**Given records**
-*-*-

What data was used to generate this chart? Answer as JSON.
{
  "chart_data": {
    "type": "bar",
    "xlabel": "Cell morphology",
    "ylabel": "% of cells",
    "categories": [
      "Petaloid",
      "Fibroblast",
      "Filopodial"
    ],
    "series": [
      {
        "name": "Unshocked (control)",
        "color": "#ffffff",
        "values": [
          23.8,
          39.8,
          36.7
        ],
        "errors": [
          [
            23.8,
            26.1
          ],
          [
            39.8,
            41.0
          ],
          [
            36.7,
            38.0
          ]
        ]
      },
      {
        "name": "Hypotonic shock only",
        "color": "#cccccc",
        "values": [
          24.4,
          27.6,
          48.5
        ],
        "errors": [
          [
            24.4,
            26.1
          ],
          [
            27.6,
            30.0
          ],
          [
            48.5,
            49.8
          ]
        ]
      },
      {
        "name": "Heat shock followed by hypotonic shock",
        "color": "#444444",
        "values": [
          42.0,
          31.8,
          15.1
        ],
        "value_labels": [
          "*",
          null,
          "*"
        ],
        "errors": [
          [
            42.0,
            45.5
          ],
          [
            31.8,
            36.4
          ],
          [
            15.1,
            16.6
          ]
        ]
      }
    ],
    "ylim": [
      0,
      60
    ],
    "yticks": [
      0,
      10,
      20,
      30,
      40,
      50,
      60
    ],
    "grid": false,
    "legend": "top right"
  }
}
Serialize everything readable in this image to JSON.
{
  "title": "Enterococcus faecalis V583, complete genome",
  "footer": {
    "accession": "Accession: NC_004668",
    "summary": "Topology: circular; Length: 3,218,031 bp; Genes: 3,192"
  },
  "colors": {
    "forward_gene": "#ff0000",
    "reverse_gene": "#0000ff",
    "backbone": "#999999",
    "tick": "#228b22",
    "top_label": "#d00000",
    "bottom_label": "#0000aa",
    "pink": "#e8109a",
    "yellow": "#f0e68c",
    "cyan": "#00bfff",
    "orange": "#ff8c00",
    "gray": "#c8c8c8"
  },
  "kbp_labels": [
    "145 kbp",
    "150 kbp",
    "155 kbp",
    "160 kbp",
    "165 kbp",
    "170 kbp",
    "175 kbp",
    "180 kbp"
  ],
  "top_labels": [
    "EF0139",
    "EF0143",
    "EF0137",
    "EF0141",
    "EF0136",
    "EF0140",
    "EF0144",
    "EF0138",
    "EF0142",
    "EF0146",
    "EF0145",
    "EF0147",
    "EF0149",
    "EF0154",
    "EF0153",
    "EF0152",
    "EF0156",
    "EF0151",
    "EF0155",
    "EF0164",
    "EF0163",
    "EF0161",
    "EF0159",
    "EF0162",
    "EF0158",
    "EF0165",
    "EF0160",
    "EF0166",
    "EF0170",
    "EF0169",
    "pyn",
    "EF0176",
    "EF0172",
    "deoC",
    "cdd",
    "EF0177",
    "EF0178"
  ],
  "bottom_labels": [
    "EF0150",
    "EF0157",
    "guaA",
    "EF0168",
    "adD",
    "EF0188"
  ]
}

-*-*-

**Task statement**
Reproduce only the lines from the line containing "Serialize everything readable" to the last line of the material above, both of those lines included.

**Task response**
Serialize everything readable in this image to JSON.
{
  "title": "Enterococcus faecalis V583, complete genome",
  "footer": {
    "accession": "Accession: NC_004668",
    "summary": "Topology: circular; Length: 3,218,031 bp; Genes: 3,192"
  },
  "colors": {
    "forward_gene": "#ff0000",
    "reverse_gene": "#0000ff",
    "backbone": "#999999",
    "tick": "#228b22",
    "top_label": "#d00000",
    "bottom_label": "#0000aa",
    "pink": "#e8109a",
    "yellow": "#f0e68c",
    "cyan": "#00bfff",
    "orange": "#ff8c00",
    "gray": "#c8c8c8"
  },
  "kbp_labels": [
    "145 kbp",
    "150 kbp",
    "155 kbp",
    "160 kbp",
    "165 kbp",
    "170 kbp",
    "175 kbp",
    "180 kbp"
  ],
  "top_labels": [
    "EF0139",
    "EF0143",
    "EF0137",
    "EF0141",
    "EF0136",
    "EF0140",
    "EF0144",
    "EF0138",
    "EF0142",
    "EF0146",
    "EF0145",
    "EF0147",
    "EF0149",
    "EF0154",
    "EF0153",
    "EF0152",
    "EF0156",
    "EF0151",
    "EF0155",
    "EF0164",
    "EF0163",
    "EF0161",
    "EF0159",
    "EF0162",
    "EF0158",
    "EF0165",
    "EF0160",
    "EF0166",
    "EF0170",
    "EF0169",
    "pyn",
    "EF0176",
    "EF0172",
    "deoC",
    "cdd",
    "EF0177",
    "EF0178"
  ],
  "bottom_labels": [
    "EF0150",
    "EF0157",
    "guaA",
    "EF0168",
    "adD",
    "EF0188"
  ]
}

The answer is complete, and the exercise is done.